* Exercise brief *
Where a line of the listing below includes the word "TICKET", reproduce that line.

[Figure dataset records]
== == ==

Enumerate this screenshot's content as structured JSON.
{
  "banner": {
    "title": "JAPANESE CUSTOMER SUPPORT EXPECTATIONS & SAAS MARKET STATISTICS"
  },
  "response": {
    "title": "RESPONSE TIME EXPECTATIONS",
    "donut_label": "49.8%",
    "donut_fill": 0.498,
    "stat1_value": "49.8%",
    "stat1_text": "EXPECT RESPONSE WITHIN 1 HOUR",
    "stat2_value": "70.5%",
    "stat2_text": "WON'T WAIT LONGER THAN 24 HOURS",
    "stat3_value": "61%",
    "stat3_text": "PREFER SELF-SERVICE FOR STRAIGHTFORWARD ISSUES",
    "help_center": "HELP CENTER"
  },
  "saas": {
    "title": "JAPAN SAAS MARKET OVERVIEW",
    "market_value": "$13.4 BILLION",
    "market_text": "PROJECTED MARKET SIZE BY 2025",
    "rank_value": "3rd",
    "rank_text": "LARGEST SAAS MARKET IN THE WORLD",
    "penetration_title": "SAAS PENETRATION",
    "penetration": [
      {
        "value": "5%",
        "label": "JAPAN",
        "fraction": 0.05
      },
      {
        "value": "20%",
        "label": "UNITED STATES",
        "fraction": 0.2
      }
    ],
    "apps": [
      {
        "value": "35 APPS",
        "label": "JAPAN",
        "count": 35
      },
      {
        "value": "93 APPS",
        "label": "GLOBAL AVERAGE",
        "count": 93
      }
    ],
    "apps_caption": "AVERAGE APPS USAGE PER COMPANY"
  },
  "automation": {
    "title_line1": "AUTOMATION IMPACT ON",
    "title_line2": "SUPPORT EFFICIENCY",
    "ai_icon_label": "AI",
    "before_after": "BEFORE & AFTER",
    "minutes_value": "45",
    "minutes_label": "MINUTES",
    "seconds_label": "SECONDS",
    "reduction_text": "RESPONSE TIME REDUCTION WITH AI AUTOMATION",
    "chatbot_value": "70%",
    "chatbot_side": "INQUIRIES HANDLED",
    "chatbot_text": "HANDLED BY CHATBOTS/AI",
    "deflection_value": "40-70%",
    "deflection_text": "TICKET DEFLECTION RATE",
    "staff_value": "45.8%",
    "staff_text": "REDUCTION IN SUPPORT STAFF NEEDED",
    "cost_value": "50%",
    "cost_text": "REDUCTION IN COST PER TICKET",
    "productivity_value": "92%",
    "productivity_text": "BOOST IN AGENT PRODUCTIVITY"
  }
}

== == ==

* Correct result *
    "deflection_text": "TICKET DEFLECTION RATE",
    "cost_text": "REDUCTION IN COST PER TICKET",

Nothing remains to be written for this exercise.